## WHAT TO PRODUCE
Reproduce every line in the listing that contains the word "JSON".
::::
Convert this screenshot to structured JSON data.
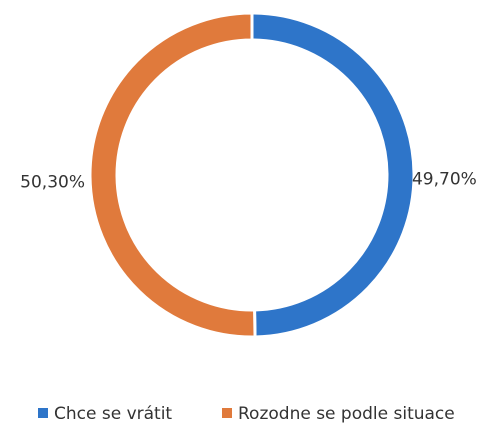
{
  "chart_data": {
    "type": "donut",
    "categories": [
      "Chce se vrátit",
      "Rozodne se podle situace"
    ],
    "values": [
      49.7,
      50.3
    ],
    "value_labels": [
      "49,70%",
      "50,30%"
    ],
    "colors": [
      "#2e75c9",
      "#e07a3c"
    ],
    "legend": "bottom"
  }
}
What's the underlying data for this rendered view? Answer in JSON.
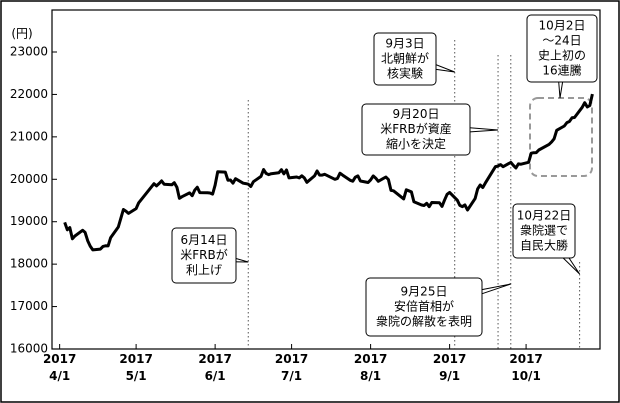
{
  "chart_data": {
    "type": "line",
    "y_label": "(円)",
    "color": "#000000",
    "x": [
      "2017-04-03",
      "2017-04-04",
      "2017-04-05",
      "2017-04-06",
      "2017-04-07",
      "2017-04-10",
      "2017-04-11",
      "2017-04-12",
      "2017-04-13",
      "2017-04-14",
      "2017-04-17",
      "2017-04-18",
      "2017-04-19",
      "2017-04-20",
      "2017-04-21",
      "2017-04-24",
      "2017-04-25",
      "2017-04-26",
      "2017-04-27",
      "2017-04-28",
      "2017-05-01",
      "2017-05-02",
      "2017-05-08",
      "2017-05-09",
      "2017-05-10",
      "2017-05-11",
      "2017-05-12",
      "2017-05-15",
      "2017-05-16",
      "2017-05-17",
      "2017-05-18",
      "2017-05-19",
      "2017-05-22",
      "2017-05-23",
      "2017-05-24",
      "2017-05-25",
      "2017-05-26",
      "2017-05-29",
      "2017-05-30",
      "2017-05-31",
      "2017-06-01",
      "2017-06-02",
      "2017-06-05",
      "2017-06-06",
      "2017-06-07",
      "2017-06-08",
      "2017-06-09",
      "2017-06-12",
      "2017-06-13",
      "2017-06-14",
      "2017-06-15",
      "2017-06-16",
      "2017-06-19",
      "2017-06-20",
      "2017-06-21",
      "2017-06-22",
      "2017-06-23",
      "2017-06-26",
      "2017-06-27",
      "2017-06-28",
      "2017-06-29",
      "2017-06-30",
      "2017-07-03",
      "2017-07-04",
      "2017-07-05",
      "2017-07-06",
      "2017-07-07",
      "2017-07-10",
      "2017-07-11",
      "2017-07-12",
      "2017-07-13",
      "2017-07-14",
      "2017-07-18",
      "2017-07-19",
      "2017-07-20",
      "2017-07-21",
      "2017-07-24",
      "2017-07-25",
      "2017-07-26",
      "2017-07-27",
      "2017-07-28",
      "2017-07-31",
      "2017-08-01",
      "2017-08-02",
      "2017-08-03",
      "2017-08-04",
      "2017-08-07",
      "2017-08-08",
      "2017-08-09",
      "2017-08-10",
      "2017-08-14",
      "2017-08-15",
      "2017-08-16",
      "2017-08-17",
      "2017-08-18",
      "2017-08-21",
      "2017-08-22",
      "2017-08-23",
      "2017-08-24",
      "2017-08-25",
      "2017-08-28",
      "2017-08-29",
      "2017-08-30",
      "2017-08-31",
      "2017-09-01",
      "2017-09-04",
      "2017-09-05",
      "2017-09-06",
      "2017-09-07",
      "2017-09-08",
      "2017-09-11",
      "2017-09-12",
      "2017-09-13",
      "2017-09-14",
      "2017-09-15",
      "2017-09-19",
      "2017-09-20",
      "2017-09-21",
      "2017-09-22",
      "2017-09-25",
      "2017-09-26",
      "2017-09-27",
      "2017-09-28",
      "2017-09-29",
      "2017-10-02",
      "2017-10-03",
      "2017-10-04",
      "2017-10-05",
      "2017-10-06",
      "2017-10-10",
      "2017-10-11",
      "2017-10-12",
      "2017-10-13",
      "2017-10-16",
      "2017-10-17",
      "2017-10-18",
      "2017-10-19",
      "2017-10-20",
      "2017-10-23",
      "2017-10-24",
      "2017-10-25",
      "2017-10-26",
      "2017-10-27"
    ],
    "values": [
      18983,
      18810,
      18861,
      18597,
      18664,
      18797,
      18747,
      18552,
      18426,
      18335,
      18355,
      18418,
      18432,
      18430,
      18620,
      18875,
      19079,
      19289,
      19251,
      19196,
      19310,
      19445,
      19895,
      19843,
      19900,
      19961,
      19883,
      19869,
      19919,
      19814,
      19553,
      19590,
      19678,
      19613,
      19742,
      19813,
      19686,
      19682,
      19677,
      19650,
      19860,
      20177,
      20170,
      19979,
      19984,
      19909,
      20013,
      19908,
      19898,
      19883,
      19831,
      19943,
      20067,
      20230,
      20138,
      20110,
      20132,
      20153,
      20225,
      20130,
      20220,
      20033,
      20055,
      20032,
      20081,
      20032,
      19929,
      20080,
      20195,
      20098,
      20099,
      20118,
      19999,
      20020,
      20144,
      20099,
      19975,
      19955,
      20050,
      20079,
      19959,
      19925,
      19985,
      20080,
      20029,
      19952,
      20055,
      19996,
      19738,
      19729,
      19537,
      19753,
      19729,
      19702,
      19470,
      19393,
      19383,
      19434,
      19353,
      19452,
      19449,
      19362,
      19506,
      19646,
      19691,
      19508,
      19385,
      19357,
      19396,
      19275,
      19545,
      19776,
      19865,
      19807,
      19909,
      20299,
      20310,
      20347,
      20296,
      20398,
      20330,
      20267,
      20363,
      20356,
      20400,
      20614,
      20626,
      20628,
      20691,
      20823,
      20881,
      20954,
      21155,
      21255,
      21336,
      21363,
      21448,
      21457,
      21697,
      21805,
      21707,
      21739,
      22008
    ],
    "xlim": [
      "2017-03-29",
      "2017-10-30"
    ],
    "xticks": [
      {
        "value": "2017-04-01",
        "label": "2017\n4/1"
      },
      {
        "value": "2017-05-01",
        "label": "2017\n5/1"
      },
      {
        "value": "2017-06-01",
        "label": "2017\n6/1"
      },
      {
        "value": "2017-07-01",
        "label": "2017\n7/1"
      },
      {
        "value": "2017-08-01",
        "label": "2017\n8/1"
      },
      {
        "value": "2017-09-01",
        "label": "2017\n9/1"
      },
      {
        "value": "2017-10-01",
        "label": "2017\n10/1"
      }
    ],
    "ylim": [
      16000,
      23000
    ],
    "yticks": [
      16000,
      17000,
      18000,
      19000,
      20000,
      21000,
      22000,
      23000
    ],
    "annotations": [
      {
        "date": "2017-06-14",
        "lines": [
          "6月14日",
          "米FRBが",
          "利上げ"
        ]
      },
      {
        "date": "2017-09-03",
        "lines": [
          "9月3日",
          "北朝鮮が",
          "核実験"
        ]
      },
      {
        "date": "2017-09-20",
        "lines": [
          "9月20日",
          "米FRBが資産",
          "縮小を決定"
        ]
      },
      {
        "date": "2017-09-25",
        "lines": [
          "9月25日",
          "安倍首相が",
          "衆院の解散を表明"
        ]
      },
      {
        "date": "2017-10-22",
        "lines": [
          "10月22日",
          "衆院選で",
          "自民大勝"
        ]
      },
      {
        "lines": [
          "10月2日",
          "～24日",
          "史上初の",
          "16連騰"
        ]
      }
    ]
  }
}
::::
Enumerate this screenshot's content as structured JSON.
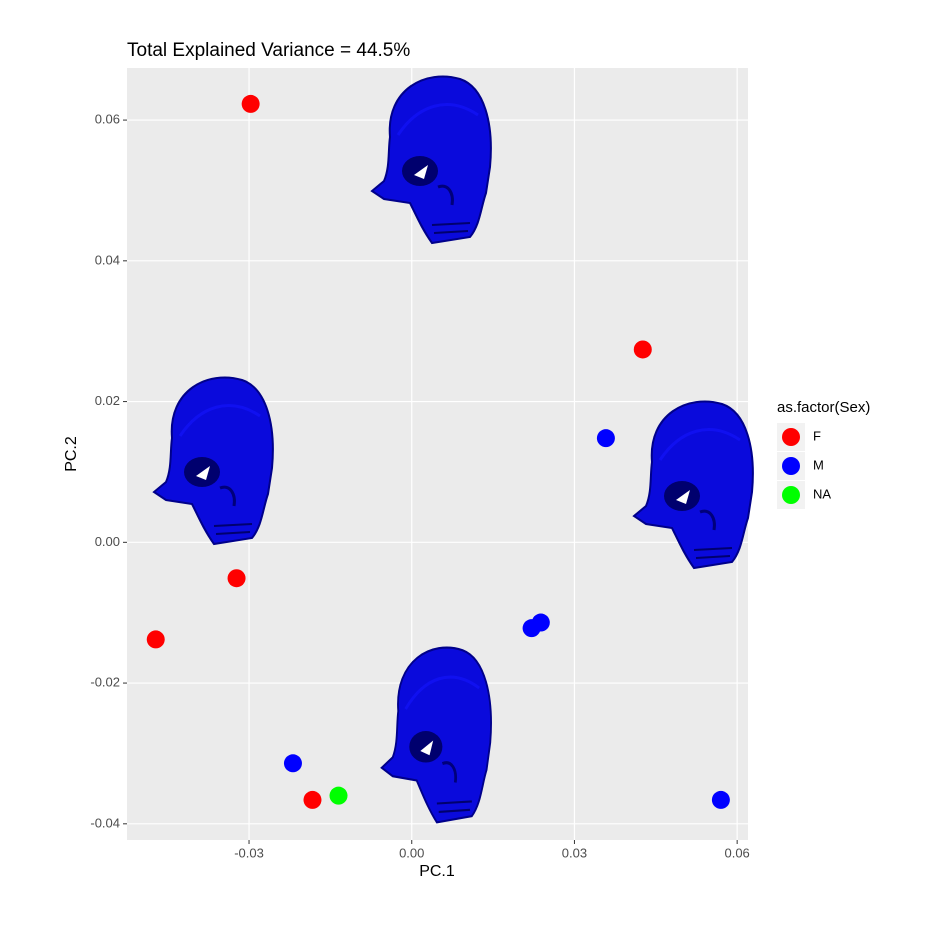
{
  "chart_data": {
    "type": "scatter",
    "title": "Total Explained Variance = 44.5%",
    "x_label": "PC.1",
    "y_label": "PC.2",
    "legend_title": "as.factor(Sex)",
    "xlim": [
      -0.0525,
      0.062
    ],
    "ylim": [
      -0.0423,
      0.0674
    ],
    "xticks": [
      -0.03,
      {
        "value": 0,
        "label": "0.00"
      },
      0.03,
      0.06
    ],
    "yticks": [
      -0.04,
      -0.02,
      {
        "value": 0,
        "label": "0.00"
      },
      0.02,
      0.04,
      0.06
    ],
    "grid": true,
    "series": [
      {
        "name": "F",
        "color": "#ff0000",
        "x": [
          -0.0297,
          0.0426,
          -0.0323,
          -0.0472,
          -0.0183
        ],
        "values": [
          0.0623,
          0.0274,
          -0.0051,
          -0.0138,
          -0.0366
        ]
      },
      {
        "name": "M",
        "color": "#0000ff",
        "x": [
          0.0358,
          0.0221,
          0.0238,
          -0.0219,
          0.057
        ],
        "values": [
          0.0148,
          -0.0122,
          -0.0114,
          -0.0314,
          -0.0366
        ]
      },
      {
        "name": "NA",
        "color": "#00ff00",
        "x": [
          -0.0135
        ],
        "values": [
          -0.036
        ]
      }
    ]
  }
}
::::
## RESULT
Convert this screenshot to structured JSON data.
What's the underlying data for this rendered view? Answer in JSON.
Enumerate this screenshot's content as structured JSON.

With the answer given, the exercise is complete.